### Task prompt
Copy each line below that includes "CHATEAUNEUF".

### Saved data entries
++++++++

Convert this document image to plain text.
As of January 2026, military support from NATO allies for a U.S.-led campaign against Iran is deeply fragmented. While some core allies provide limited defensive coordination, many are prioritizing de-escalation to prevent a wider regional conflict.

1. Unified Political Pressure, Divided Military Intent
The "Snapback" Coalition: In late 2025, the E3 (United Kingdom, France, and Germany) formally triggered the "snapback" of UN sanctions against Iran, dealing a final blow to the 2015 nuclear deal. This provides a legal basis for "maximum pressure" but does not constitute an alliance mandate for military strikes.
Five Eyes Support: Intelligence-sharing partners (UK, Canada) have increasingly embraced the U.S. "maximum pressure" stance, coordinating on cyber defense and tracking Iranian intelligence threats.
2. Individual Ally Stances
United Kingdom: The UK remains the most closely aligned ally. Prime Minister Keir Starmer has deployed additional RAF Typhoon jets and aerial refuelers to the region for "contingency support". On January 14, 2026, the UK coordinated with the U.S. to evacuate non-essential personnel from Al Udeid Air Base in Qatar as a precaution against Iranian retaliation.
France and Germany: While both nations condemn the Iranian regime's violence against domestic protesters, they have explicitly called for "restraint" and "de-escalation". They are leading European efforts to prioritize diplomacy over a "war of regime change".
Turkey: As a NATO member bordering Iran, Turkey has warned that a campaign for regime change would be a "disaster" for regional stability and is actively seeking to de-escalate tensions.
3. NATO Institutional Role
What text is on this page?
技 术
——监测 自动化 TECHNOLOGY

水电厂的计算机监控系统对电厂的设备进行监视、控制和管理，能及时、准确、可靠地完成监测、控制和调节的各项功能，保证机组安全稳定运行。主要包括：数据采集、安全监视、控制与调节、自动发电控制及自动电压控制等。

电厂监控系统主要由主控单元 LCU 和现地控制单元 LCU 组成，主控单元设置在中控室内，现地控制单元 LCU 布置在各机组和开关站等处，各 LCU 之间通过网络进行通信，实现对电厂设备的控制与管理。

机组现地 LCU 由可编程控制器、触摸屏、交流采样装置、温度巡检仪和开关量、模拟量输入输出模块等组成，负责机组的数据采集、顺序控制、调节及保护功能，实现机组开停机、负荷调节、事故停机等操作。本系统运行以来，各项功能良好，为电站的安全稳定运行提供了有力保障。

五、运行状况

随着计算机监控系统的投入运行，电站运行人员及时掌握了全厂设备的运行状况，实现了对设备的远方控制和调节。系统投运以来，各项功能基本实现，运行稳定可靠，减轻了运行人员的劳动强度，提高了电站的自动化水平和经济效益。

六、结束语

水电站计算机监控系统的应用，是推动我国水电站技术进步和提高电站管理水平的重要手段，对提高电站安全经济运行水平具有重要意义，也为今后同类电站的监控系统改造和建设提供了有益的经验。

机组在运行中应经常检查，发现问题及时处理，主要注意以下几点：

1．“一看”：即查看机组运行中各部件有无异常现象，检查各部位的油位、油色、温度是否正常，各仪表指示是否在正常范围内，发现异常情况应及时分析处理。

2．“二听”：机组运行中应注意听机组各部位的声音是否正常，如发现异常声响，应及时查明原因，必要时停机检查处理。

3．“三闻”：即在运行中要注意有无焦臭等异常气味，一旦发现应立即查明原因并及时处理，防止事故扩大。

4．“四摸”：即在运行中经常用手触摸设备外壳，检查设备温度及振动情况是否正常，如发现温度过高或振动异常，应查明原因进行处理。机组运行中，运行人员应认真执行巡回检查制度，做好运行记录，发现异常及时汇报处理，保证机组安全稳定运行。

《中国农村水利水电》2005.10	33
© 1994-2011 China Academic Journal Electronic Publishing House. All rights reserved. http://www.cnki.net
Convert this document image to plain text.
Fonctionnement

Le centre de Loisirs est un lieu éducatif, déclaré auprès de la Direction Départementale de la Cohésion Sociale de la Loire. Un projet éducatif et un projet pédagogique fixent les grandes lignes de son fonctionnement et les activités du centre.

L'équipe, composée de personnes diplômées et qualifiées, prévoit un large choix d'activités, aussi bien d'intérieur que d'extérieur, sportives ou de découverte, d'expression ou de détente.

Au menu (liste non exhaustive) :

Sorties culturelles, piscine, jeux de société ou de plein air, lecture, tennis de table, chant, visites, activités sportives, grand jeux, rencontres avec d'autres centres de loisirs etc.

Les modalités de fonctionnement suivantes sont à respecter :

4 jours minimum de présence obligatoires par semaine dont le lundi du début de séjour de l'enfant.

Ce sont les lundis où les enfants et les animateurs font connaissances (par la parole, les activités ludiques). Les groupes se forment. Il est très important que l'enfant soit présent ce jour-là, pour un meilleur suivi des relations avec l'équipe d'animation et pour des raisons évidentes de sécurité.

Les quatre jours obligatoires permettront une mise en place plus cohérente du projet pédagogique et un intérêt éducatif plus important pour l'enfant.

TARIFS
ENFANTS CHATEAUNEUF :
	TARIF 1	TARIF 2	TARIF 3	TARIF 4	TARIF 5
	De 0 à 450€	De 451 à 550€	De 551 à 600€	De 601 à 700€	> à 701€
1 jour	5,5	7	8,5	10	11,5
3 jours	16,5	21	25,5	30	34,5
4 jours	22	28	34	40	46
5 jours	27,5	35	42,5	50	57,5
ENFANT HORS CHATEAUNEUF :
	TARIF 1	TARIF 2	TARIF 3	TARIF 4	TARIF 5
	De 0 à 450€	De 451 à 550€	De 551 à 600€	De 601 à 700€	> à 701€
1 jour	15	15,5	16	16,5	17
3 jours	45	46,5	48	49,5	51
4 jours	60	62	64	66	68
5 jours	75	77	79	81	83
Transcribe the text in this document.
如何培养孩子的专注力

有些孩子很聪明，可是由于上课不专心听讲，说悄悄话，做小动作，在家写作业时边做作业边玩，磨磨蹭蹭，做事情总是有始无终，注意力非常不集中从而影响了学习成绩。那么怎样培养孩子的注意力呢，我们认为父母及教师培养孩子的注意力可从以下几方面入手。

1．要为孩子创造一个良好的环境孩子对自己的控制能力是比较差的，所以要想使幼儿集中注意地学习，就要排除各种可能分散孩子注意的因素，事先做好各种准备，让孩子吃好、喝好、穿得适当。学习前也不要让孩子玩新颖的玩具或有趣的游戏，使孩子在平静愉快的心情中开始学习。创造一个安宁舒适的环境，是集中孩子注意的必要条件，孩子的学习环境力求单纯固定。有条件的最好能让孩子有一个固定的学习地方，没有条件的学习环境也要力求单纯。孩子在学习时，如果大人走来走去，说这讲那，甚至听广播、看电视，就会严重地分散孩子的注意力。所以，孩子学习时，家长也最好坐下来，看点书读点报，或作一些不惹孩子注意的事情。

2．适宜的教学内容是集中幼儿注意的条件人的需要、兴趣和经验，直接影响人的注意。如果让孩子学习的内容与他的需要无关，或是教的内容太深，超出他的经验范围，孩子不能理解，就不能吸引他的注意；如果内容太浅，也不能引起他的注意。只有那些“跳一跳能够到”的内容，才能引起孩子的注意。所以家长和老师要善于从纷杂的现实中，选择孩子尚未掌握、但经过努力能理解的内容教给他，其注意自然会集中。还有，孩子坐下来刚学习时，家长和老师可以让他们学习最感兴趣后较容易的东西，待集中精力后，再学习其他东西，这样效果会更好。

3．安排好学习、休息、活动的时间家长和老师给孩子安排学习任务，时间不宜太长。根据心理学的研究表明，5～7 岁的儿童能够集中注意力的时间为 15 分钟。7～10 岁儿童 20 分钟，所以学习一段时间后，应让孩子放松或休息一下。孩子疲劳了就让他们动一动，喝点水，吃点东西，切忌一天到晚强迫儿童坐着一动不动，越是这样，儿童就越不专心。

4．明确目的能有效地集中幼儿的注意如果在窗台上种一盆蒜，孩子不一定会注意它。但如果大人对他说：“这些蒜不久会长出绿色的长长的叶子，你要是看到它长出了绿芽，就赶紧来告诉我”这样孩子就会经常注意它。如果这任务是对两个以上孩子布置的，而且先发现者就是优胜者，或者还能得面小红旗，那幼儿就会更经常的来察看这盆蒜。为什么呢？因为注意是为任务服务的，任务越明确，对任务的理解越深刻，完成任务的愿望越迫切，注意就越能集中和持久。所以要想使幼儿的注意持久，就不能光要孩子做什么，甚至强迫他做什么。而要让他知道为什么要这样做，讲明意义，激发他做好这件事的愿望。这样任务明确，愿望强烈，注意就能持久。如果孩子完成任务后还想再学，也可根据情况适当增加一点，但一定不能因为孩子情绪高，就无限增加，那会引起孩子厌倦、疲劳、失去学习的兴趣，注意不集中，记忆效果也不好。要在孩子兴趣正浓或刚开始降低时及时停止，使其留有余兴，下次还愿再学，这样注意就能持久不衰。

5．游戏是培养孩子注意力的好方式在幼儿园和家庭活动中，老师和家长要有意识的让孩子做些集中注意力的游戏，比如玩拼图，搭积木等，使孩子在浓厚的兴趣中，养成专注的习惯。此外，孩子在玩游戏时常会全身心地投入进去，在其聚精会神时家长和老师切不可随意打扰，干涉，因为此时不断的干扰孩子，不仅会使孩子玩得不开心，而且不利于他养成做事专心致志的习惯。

++++++++

### Correct output
ENFANTS CHATEAUNEUF :
ENFANT HORS CHATEAUNEUF :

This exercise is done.